*Recorded information*.
--*--

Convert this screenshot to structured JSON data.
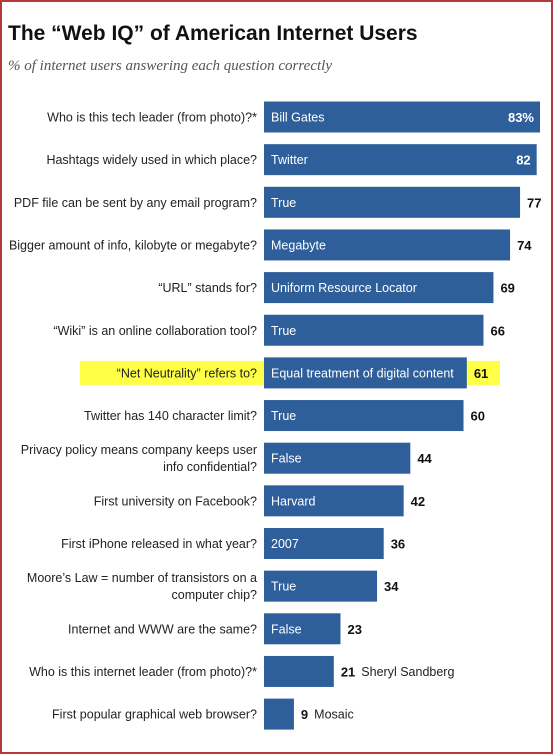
{
  "header": {
    "title": "The “Web IQ” of American Internet Users",
    "subtitle": "% of internet users answering each question correctly"
  },
  "colors": {
    "bar": "#2e5f9a",
    "highlight": "#ffff33",
    "value_inside": "#ffffff",
    "value_outside": "#111111"
  },
  "chart_data": {
    "type": "bar",
    "orientation": "horizontal",
    "title": "The “Web IQ” of American Internet Users",
    "subtitle": "% of internet users answering each question correctly",
    "xlim": [
      0,
      83
    ],
    "categories": [
      "Who is this tech leader (from photo)?*",
      "Hashtags widely used in which place?",
      "PDF file can be sent by any email program?",
      "Bigger amount of info, kilobyte or megabyte?",
      "“URL” stands for?",
      "“Wiki” is an online collaboration tool?",
      "“Net Neutrality” refers to?",
      "Twitter has 140 character limit?",
      "Privacy policy means company keeps user info confidential?",
      "First university on Facebook?",
      "First iPhone released in what year?",
      "Moore’s Law = number of transistors on a computer chip?",
      "Internet and WWW are the same?",
      "Who is this internet leader (from photo)?*",
      "First popular graphical web browser?"
    ],
    "answers": [
      "Bill Gates",
      "Twitter",
      "True",
      "Megabyte",
      "Uniform Resource Locator",
      "True",
      "Equal treatment of digital content",
      "True",
      "False",
      "Harvard",
      "2007",
      "True",
      "False",
      "Sheryl Sandberg",
      "Mosaic"
    ],
    "values": [
      83,
      82,
      77,
      74,
      69,
      66,
      61,
      60,
      44,
      42,
      36,
      34,
      23,
      21,
      9
    ],
    "value_labels": [
      "83%",
      "82",
      "77",
      "74",
      "69",
      "66",
      "61",
      "60",
      "44",
      "42",
      "36",
      "34",
      "23",
      "21",
      "9"
    ],
    "question_lines": [
      [
        "Who is this tech leader (from photo)?*"
      ],
      [
        "Hashtags widely used in which place?"
      ],
      [
        "PDF file can be sent by any email program?"
      ],
      [
        "Bigger amount of info, kilobyte or megabyte?"
      ],
      [
        "“URL” stands for?"
      ],
      [
        "“Wiki” is an online collaboration tool?"
      ],
      [
        "“Net Neutrality” refers to?"
      ],
      [
        "Twitter has 140 character limit?"
      ],
      [
        "Privacy policy means company keeps user",
        "info confidential?"
      ],
      [
        "First university on Facebook?"
      ],
      [
        "First iPhone released in what year?"
      ],
      [
        "Moore’s Law = number of transistors on a",
        "computer chip?"
      ],
      [
        "Internet and WWW are the same?"
      ],
      [
        "Who is this internet leader (from photo)?*"
      ],
      [
        "First popular graphical web browser?"
      ]
    ],
    "value_inside_bar": [
      true,
      true,
      false,
      false,
      false,
      false,
      false,
      false,
      false,
      false,
      false,
      false,
      false,
      false,
      false
    ],
    "answer_outside_bar": [
      false,
      false,
      false,
      false,
      false,
      false,
      false,
      false,
      false,
      false,
      false,
      false,
      false,
      true,
      true
    ],
    "highlighted_index": 6
  }
}
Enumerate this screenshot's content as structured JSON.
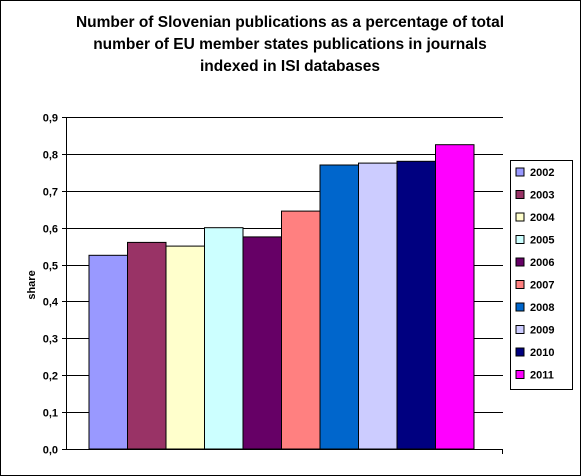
{
  "chart_data": {
    "type": "bar",
    "title": "Number of Slovenian publications as a percentage of total number of EU member states publications in journals indexed in ISI databases",
    "title_lines": [
      "Number of Slovenian publications as a percentage of total",
      "number of EU member states publications in journals",
      "indexed in ISI databases"
    ],
    "ylabel": "share",
    "xlabel": "",
    "ylim": [
      0,
      0.9
    ],
    "yticks": [
      "0,0",
      "0,1",
      "0,2",
      "0,3",
      "0,4",
      "0,5",
      "0,6",
      "0,7",
      "0,8",
      "0,9"
    ],
    "grid": true,
    "legend_position": "right",
    "series": [
      {
        "name": "2002",
        "values": [
          0.525
        ],
        "color": "#9999ff"
      },
      {
        "name": "2003",
        "values": [
          0.56
        ],
        "color": "#993366"
      },
      {
        "name": "2004",
        "values": [
          0.55
        ],
        "color": "#ffffcc"
      },
      {
        "name": "2005",
        "values": [
          0.6
        ],
        "color": "#ccffff"
      },
      {
        "name": "2006",
        "values": [
          0.575
        ],
        "color": "#660066"
      },
      {
        "name": "2007",
        "values": [
          0.645
        ],
        "color": "#ff8080"
      },
      {
        "name": "2008",
        "values": [
          0.77
        ],
        "color": "#0066cc"
      },
      {
        "name": "2009",
        "values": [
          0.775
        ],
        "color": "#ccccff"
      },
      {
        "name": "2010",
        "values": [
          0.78
        ],
        "color": "#000080"
      },
      {
        "name": "2011",
        "values": [
          0.825
        ],
        "color": "#ff00ff"
      }
    ]
  }
}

--*--

*Task prompt*. Report how many lines in the records above contain the word "Slovenian", giving only the number.

*Exercise response*. 2